Gather up every line that includes the string "GYMSM".

------ TASK DATA

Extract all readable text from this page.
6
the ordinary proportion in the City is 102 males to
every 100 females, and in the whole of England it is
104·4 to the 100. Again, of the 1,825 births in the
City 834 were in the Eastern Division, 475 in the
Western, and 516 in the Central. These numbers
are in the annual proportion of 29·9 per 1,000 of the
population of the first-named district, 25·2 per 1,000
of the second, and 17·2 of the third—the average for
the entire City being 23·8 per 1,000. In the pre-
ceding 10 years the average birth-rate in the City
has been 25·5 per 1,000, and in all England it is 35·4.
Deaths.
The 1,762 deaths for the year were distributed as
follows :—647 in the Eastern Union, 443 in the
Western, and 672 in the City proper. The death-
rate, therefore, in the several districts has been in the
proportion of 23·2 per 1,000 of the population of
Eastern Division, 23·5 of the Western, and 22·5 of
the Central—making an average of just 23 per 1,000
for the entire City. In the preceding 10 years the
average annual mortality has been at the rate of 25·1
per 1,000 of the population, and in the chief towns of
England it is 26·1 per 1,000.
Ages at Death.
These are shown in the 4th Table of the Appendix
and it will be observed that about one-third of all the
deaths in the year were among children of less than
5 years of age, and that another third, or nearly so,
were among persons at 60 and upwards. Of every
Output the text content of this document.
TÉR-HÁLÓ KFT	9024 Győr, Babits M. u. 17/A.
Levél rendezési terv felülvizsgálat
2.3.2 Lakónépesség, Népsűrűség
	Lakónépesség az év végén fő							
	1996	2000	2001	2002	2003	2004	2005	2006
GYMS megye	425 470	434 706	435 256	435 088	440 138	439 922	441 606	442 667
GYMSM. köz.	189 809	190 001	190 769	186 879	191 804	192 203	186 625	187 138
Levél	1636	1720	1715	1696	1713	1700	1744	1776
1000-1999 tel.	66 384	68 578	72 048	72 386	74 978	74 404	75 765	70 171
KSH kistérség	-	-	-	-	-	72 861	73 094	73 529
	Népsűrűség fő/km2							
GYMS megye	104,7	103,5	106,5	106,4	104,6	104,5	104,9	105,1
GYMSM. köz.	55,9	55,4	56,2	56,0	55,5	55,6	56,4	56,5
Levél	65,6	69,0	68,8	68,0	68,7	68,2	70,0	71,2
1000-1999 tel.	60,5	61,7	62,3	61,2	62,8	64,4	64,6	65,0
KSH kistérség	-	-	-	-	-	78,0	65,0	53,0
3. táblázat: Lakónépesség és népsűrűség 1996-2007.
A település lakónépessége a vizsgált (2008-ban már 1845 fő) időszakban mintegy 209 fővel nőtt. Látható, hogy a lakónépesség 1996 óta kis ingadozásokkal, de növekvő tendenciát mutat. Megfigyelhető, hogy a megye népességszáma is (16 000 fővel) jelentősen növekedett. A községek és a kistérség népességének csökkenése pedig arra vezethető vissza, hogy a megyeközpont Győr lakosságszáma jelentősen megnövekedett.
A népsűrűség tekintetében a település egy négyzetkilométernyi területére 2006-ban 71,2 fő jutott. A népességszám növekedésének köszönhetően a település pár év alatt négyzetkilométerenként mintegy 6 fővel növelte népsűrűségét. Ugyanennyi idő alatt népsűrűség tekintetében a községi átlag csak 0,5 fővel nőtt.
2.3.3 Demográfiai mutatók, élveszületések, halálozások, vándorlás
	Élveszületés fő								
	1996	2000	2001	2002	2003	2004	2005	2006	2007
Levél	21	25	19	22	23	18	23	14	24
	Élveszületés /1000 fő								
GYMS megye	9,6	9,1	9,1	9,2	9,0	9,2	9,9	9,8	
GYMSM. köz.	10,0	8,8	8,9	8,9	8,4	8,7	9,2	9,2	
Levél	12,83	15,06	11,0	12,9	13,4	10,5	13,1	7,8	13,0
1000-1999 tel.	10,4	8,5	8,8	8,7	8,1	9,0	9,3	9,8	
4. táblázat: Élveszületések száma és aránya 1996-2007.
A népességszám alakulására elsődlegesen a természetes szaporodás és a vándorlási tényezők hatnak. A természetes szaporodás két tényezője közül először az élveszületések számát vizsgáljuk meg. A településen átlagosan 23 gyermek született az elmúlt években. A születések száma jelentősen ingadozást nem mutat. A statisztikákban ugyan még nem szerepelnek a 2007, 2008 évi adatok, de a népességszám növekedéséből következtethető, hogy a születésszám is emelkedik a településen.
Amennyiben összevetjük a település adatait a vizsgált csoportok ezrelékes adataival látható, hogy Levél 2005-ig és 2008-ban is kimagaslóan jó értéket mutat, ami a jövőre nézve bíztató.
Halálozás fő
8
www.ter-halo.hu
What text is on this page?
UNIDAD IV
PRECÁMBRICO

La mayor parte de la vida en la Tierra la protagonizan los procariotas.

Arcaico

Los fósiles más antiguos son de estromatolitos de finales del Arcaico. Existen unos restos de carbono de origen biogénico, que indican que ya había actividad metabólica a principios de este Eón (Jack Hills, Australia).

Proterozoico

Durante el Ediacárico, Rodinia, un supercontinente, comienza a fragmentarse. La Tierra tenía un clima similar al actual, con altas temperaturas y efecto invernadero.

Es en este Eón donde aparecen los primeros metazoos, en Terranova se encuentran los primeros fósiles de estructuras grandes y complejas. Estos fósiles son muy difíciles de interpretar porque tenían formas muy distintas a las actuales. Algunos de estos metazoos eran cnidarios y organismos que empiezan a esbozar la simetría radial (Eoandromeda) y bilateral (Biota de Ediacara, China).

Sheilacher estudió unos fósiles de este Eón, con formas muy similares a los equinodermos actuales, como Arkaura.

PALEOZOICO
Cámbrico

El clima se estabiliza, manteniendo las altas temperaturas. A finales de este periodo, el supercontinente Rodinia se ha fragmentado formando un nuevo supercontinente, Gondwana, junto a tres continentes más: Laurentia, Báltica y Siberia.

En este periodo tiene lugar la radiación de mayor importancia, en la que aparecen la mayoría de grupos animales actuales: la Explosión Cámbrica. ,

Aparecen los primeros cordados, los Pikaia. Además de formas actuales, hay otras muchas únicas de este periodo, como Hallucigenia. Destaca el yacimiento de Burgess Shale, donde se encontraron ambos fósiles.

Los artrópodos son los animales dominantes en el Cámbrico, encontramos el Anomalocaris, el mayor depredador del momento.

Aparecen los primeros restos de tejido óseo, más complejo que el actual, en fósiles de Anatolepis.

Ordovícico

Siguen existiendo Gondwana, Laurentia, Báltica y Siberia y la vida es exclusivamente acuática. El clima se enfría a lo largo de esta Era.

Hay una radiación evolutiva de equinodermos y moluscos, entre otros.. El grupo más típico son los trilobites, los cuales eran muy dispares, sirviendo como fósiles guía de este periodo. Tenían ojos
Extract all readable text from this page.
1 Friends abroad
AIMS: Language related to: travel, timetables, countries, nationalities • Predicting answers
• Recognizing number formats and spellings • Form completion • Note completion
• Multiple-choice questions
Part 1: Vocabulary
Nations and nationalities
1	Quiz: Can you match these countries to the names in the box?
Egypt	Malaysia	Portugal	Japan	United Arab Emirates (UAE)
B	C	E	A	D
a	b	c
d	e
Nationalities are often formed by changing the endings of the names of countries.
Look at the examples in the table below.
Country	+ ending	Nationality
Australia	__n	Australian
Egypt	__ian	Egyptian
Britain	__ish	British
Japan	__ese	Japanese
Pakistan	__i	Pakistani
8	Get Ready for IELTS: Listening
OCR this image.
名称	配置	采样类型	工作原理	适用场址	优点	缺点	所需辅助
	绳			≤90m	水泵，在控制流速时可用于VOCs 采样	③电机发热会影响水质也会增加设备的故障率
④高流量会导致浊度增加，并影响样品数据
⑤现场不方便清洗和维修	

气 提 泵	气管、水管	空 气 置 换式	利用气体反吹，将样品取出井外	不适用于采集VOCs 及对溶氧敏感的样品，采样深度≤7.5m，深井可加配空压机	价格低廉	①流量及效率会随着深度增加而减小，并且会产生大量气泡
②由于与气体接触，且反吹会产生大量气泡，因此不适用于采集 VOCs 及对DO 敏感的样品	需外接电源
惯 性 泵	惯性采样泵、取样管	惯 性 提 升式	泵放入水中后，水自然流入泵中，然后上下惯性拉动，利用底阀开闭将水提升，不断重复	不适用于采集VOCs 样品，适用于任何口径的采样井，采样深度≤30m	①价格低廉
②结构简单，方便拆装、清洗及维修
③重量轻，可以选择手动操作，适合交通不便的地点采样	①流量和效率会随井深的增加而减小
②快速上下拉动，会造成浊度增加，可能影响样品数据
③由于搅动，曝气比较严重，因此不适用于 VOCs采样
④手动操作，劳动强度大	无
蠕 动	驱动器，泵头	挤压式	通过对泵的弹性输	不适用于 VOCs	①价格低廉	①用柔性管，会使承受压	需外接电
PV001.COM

------------

#### [CORRECT RESPONSE]
GYMSM. köz.	189 809	190 001	190 769	186 879	191 804	192 203	186 625	187 138
GYMSM. köz.	55,9	55,4	56,2	56,0	55,5	55,6	56,4	56,5
GYMSM. köz.	10,0	8,8	8,9	8,9	8,4	8,7	9,2	9,2	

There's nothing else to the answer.